Chart and figure data
══════════

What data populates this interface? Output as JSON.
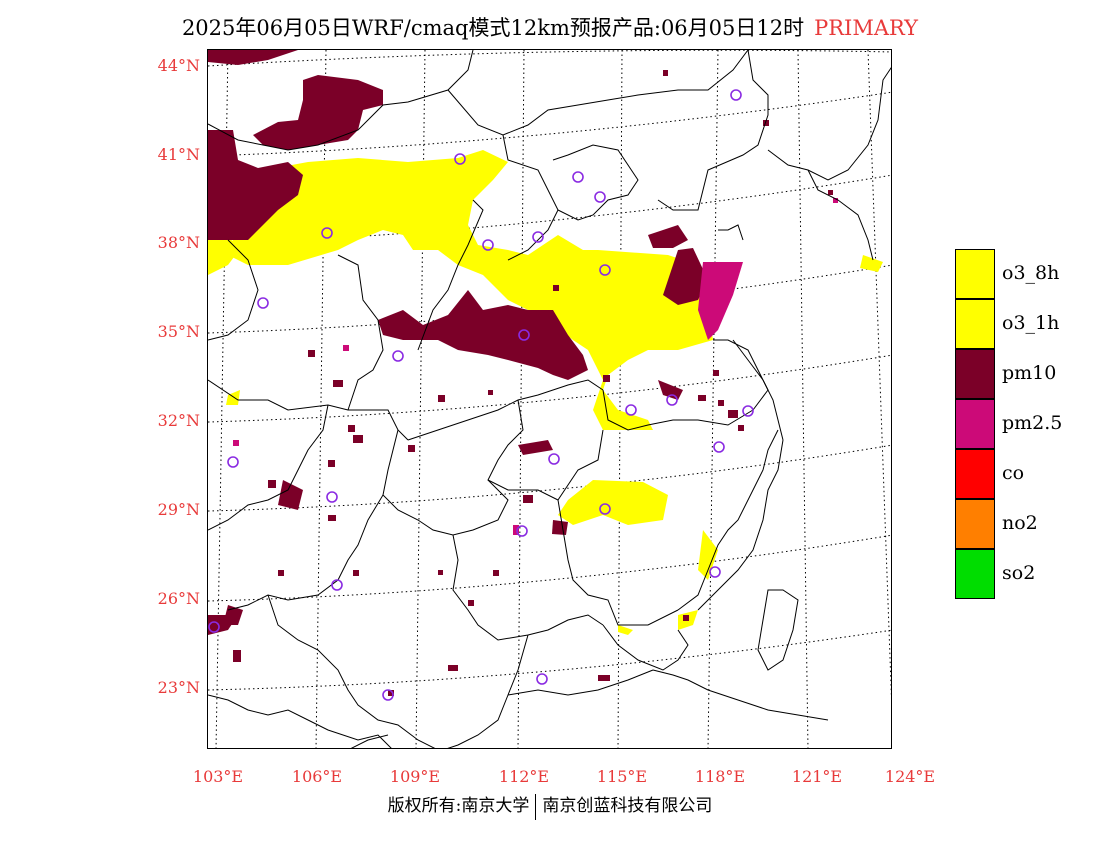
{
  "header": {
    "title": "2025年06月05日WRF/cmaq模式12km预报产品:06月05日12时",
    "tag": "PRIMARY"
  },
  "axes": {
    "lat_labels": [
      "44°N",
      "41°N",
      "38°N",
      "35°N",
      "32°N",
      "29°N",
      "26°N",
      "23°N"
    ],
    "lon_labels": [
      "103°E",
      "106°E",
      "109°E",
      "112°E",
      "115°E",
      "118°E",
      "121°E",
      "124°E"
    ]
  },
  "legend": [
    {
      "label": "o3_8h",
      "color": "#ffff00"
    },
    {
      "label": "o3_1h",
      "color": "#ffff00"
    },
    {
      "label": "pm10",
      "color": "#7b0028"
    },
    {
      "label": "pm2.5",
      "color": "#cc0a78"
    },
    {
      "label": "co",
      "color": "#ff0000"
    },
    {
      "label": "no2",
      "color": "#ff7f00"
    },
    {
      "label": "so2",
      "color": "#00dd00"
    }
  ],
  "footer": {
    "left": "版权所有:南京大学",
    "right": "南京创蓝科技有限公司"
  }
}
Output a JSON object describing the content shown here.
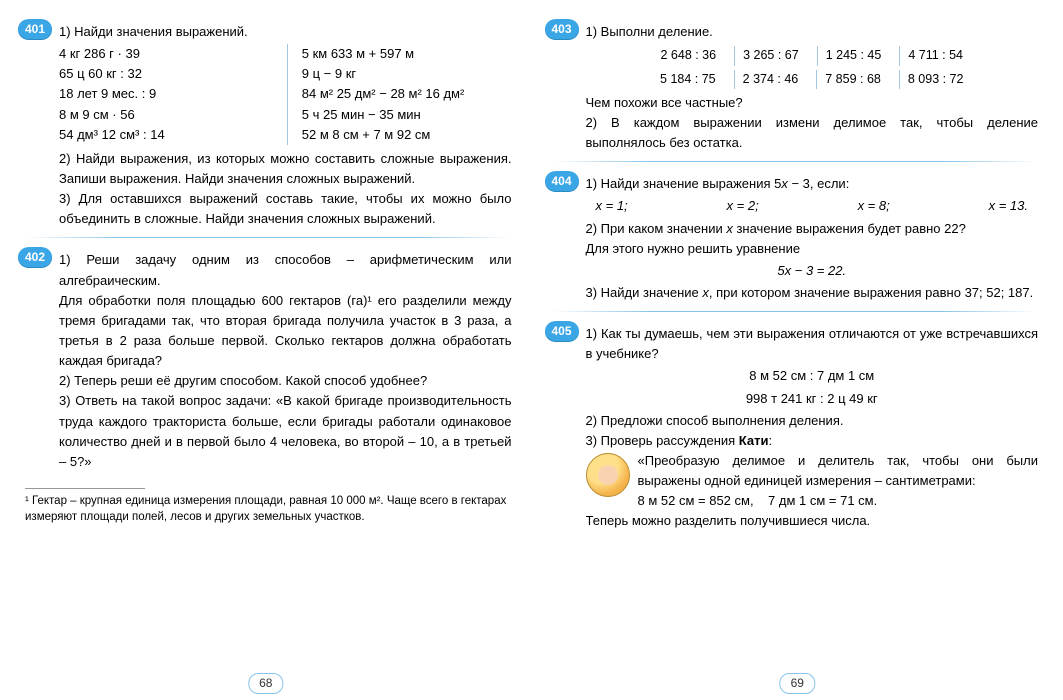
{
  "left": {
    "pageNumber": "68",
    "ex401": {
      "num": "401",
      "p1": "1) Найди значения выражений.",
      "colA": [
        "4 кг 286 г · 39",
        "65 ц 60 кг : 32",
        "18 лет 9 мес. : 9",
        "8 м 9 см · 56",
        "54 дм³ 12 см³ : 14"
      ],
      "colB": [
        "5 км 633 м + 597 м",
        "9 ц − 9 кг",
        "84 м² 25 дм² − 28 м² 16 дм²",
        "5 ч 25 мин − 35 мин",
        "52 м 8 см + 7 м 92 см"
      ],
      "p2": "2) Найди выражения, из которых можно составить сложные выражения. Запиши выражения. Найди значения сложных выражений.",
      "p3": "3) Для оставшихся выражений составь такие, чтобы их можно было объединить в сложные. Найди значения сложных выражений."
    },
    "ex402": {
      "num": "402",
      "p1": "1) Реши задачу одним из способов – арифметическим или алгебраическим.",
      "task": "Для обработки поля площадью 600 гектаров (га)¹ его разделили между тремя бригадами так, что вторая бригада получила участок в 3 раза, а третья в 2 раза больше первой. Сколько гектаров должна обработать каждая бригада?",
      "p2": "2) Теперь реши её другим способом. Какой способ удобнее?",
      "p3": "3) Ответь на такой вопрос задачи: «В какой бригаде производительность труда каждого тракториста больше, если бригады работали одинаковое количество дней и в первой было 4 человека, во второй – 10, а в третьей – 5?»"
    },
    "footnote": "¹ Гектар – крупная единица измерения площади, равная 10 000 м². Чаще всего в гектарах измеряют площади полей, лесов и других земельных участков."
  },
  "right": {
    "pageNumber": "69",
    "ex403": {
      "num": "403",
      "p1": "1) Выполни деление.",
      "row1": [
        "2 648 : 36",
        "3 265 : 67",
        "1 245 : 45",
        "4 711 : 54"
      ],
      "row2": [
        "5 184 : 75",
        "2 374 : 46",
        "7 859 : 68",
        "8 093 : 72"
      ],
      "q": "Чем похожи все частные?",
      "p2": "2) В каждом выражении измени делимое так, чтобы деление выполнялось без остатка."
    },
    "ex404": {
      "num": "404",
      "p1_a": "1) Найди значение выражения 5",
      "p1_b": " − 3, если:",
      "xs": [
        "x = 1;",
        "x = 2;",
        "x = 8;",
        "x = 13."
      ],
      "p2_a": "2) При каком значении ",
      "p2_b": " значение выражения будет равно 22?",
      "p3": "Для этого нужно решить уравнение",
      "eq": "5x − 3 = 22.",
      "p4_a": "3) Найди значение ",
      "p4_b": ", при котором значение выражения равно 37; 52; 187."
    },
    "ex405": {
      "num": "405",
      "p1": "1) Как ты думаешь, чем эти выражения отличаются от уже встречавшихся в учебнике?",
      "e1": "8 м 52 см : 7 дм 1 см",
      "e2": "998 т 241 кг : 2 ц 49 кг",
      "p2": "2) Предложи способ выполнения деления.",
      "p3_a": "3) Проверь рассуждения ",
      "p3_b": "Кати",
      "p3_c": ":",
      "q1": "«Преобразую делимое и делитель так, чтобы они были выражены одной единицей измерения – сантиметрами:",
      "q2a": "8 м 52 см = 852 см,",
      "q2b": "7 дм 1 см = 71 см.",
      "q3": "Теперь можно разделить получившиеся числа."
    }
  }
}
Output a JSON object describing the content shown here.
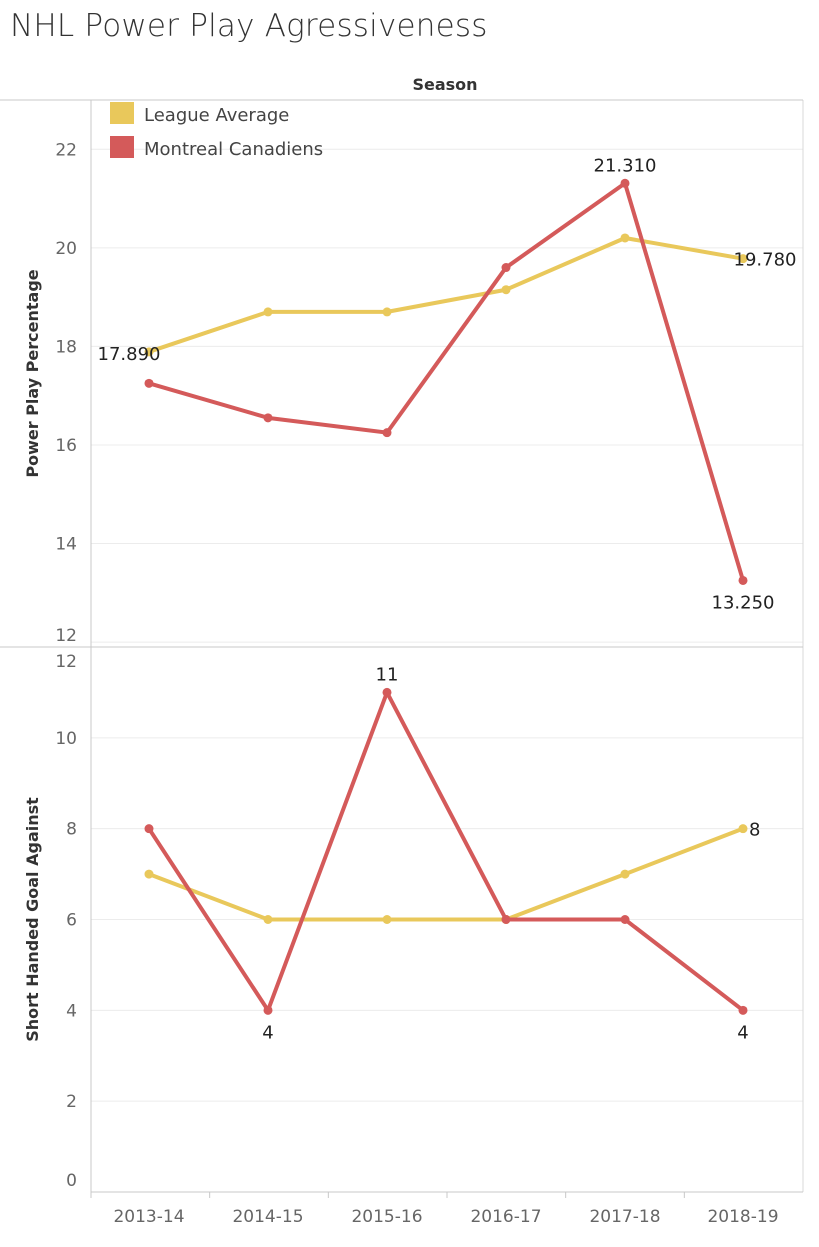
{
  "title": "NHL Power Play Agressiveness",
  "chart_data": {
    "type": "line",
    "column_header": "Season",
    "categories": [
      "2013-14",
      "2014-15",
      "2015-16",
      "2016-17",
      "2017-18",
      "2018-19"
    ],
    "legend": {
      "placement": "top-left",
      "entries": [
        {
          "name": "League Average",
          "color": "#E9C85B"
        },
        {
          "name": "Montreal Canadiens",
          "color": "#D45A5A"
        }
      ]
    },
    "panels": [
      {
        "ylabel": "Power Play Percentage",
        "ylim": [
          11.9,
          23.0
        ],
        "yticks": [
          12,
          14,
          16,
          18,
          20,
          22
        ],
        "series": [
          {
            "name": "League Average",
            "values": [
              17.89,
              18.7,
              18.7,
              19.15,
              20.2,
              19.78
            ]
          },
          {
            "name": "Montreal Canadiens",
            "values": [
              17.25,
              16.55,
              16.25,
              19.6,
              21.31,
              13.25
            ]
          }
        ],
        "data_labels": [
          {
            "series": 0,
            "index": 0,
            "text": "17.890",
            "pos": "left"
          },
          {
            "series": 0,
            "index": 5,
            "text": "19.780",
            "pos": "right"
          },
          {
            "series": 1,
            "index": 4,
            "text": "21.310",
            "pos": "above"
          },
          {
            "series": 1,
            "index": 5,
            "text": "13.250",
            "pos": "below"
          }
        ]
      },
      {
        "ylabel": "Short Handed Goal Against",
        "ylim": [
          0,
          12
        ],
        "yticks": [
          0,
          2,
          4,
          6,
          8,
          10,
          12
        ],
        "series": [
          {
            "name": "League Average",
            "values": [
              7,
              6,
              6,
              6,
              7,
              8
            ]
          },
          {
            "name": "Montreal Canadiens",
            "values": [
              8,
              4,
              11,
              6,
              6,
              4
            ]
          }
        ],
        "data_labels": [
          {
            "series": 1,
            "index": 2,
            "text": "11",
            "pos": "above"
          },
          {
            "series": 1,
            "index": 1,
            "text": "4",
            "pos": "below"
          },
          {
            "series": 1,
            "index": 5,
            "text": "4",
            "pos": "below"
          },
          {
            "series": 0,
            "index": 5,
            "text": "8",
            "pos": "right"
          }
        ]
      }
    ],
    "grid": true
  }
}
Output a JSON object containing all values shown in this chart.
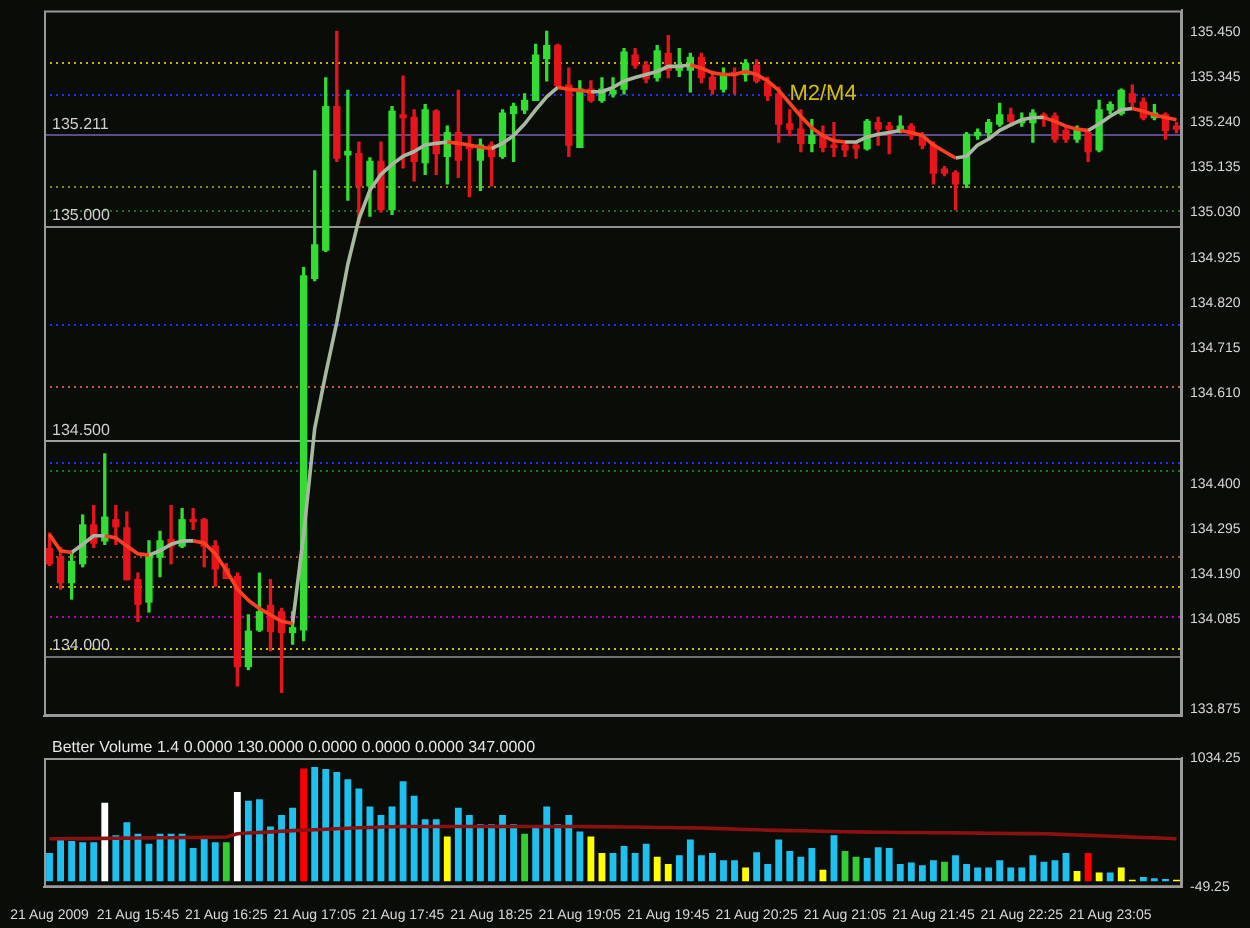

══════════

- **STATED EXERCISE**:
The records above are to be quoted exactly, with all pictures left out.

- **REPLY**:
What data populates this interface? Output as JSON.
{
  "header": {
    "title": "2025年06月05日WRF/cmaq模式12km预报产品:06月05日12时",
    "tag": "PRIMARY"
  },
  "axes": {
    "lat_labels": [
      "44°N",
      "41°N",
      "38°N",
      "35°N",
      "32°N",
      "29°N",
      "26°N",
      "23°N"
    ],
    "lon_labels": [
      "103°E",
      "106°E",
      "109°E",
      "112°E",
      "115°E",
      "118°E",
      "121°E",
      "124°E"
    ]
  },
  "legend": [
    {
      "label": "o3_8h",
      "color": "#ffff00"
    },
    {
      "label": "o3_1h",
      "color": "#ffff00"
    },
    {
      "label": "pm10",
      "color": "#7b0028"
    },
    {
      "label": "pm2.5",
      "color": "#cc0a78"
    },
    {
      "label": "co",
      "color": "#ff0000"
    },
    {
      "label": "no2",
      "color": "#ff7f00"
    },
    {
      "label": "so2",
      "color": "#00dd00"
    }
  ],
  "footer": {
    "left": "版权所有:南京大学",
    "right": "南京创蓝科技有限公司"
  }
}
Output a JSON object describing the content shown here.
{
  "left": {
    "pageNumber": "68",
    "ex401": {
      "num": "401",
      "p1": "1) Найди значения выражений.",
      "colA": [
        "4 кг 286 г · 39",
        "65 ц 60 кг : 32",
        "18 лет 9 мес. : 9",
        "8 м 9 см · 56",
        "54 дм³ 12 см³ : 14"
      ],
      "colB": [
        "5 км 633 м + 597 м",
        "9 ц − 9 кг",
        "84 м² 25 дм² − 28 м² 16 дм²",
        "5 ч 25 мин − 35 мин",
        "52 м 8 см + 7 м 92 см"
      ],
      "p2": "2) Найди выражения, из которых можно составить сложные выражения. Запиши выражения. Найди значения сложных выражений.",
      "p3": "3) Для оставшихся выражений составь такие, чтобы их можно было объединить в сложные. Найди значения сложных выражений."
    },
    "ex402": {
      "num": "402",
      "p1": "1) Реши задачу одним из способов – арифметическим или алгебраическим.",
      "task": "Для обработки поля площадью 600 гектаров (га)¹ его разделили между тремя бригадами так, что вторая бригада получила участок в 3 раза, а третья в 2 раза больше первой. Сколько гектаров должна обработать каждая бригада?",
      "p2": "2) Теперь реши её другим способом. Какой способ удобнее?",
      "p3": "3) Ответь на такой вопрос задачи: «В какой бригаде производительность труда каждого тракториста больше, если бригады работали одинаковое количество дней и в первой было 4 человека, во второй – 10, а в третьей – 5?»"
    },
    "footnote": "¹ Гектар – крупная единица измерения площади, равная 10 000 м². Чаще всего в гектарах измеряют площади полей, лесов и других земельных участков."
  },
  "right": {
    "pageNumber": "69",
    "ex403": {
      "num": "403",
      "p1": "1) Выполни деление.",
      "row1": [
        "2 648 : 36",
        "3 265 : 67",
        "1 245 : 45",
        "4 711 : 54"
      ],
      "row2": [
        "5 184 : 75",
        "2 374 : 46",
        "7 859 : 68",
        "8 093 : 72"
      ],
      "q": "Чем похожи все частные?",
      "p2": "2) В каждом выражении измени делимое так, чтобы деление выполнялось без остатка."
    },
    "ex404": {
      "num": "404",
      "p1_a": "1) Найди значение выражения 5",
      "p1_b": " − 3, если:",
      "xs": [
        "x = 1;",
        "x = 2;",
        "x = 8;",
        "x = 13."
      ],
      "p2_a": "2) При каком значении ",
      "p2_b": " значение выражения будет равно 22?",
      "p3": "Для этого нужно решить уравнение",
      "eq": "5x − 3 = 22.",
      "p4_a": "3) Найди значение ",
      "p4_b": ", при котором значение выражения равно 37; 52; 187."
    },
    "ex405": {
      "num": "405",
      "p1": "1) Как ты думаешь, чем эти выражения отличаются от уже встречавшихся в учебнике?",
      "e1": "8 м 52 см : 7 дм 1 см",
      "e2": "998 т 241 кг : 2 ц 49 кг",
      "p2": "2) Предложи способ выполнения деления.",
      "p3_a": "3) Проверь рассуждения ",
      "p3_b": "Кати",
      "p3_c": ":",
      "q1": "«Преобразую делимое и делитель так, чтобы они были выражены одной единицей измерения – сантиметрами:",
      "q2a": "8 м 52 см = 852 см,",
      "q2b": "7 дм 1 см = 71 см.",
      "q3": "Теперь можно разделить получившиеся числа."
    }
  }
}
Output a JSON object describing the content shown here.
{
  "title": "NHL Power Play Agressiveness",
  "chart_data": {
    "type": "line",
    "column_header": "Season",
    "categories": [
      "2013-14",
      "2014-15",
      "2015-16",
      "2016-17",
      "2017-18",
      "2018-19"
    ],
    "legend": {
      "placement": "top-left",
      "entries": [
        {
          "name": "League Average",
          "color": "#E9C85B"
        },
        {
          "name": "Montreal Canadiens",
          "color": "#D45A5A"
        }
      ]
    },
    "panels": [
      {
        "ylabel": "Power Play Percentage",
        "ylim": [
          11.9,
          23.0
        ],
        "yticks": [
          12,
          14,
          16,
          18,
          20,
          22
        ],
        "series": [
          {
            "name": "League Average",
            "values": [
              17.89,
              18.7,
              18.7,
              19.15,
              20.2,
              19.78
            ]
          },
          {
            "name": "Montreal Canadiens",
            "values": [
              17.25,
              16.55,
              16.25,
              19.6,
              21.31,
              13.25
            ]
          }
        ],
        "data_labels": [
          {
            "series": 0,
            "index": 0,
            "text": "17.890",
            "pos": "left"
          },
          {
            "series": 0,
            "index": 5,
            "text": "19.780",
            "pos": "right"
          },
          {
            "series": 1,
            "index": 4,
            "text": "21.310",
            "pos": "above"
          },
          {
            "series": 1,
            "index": 5,
            "text": "13.250",
            "pos": "below"
          }
        ]
      },
      {
        "ylabel": "Short Handed Goal Against",
        "ylim": [
          0,
          12
        ],
        "yticks": [
          0,
          2,
          4,
          6,
          8,
          10,
          12
        ],
        "series": [
          {
            "name": "League Average",
            "values": [
              7,
              6,
              6,
              6,
              7,
              8
            ]
          },
          {
            "name": "Montreal Canadiens",
            "values": [
              8,
              4,
              11,
              6,
              6,
              4
            ]
          }
        ],
        "data_labels": [
          {
            "series": 1,
            "index": 2,
            "text": "11",
            "pos": "above"
          },
          {
            "series": 1,
            "index": 1,
            "text": "4",
            "pos": "below"
          },
          {
            "series": 1,
            "index": 5,
            "text": "4",
            "pos": "below"
          },
          {
            "series": 0,
            "index": 5,
            "text": "8",
            "pos": "right"
          }
        ]
      }
    ],
    "grid": true
  }
}
Output a JSON object containing all values shown in this chart.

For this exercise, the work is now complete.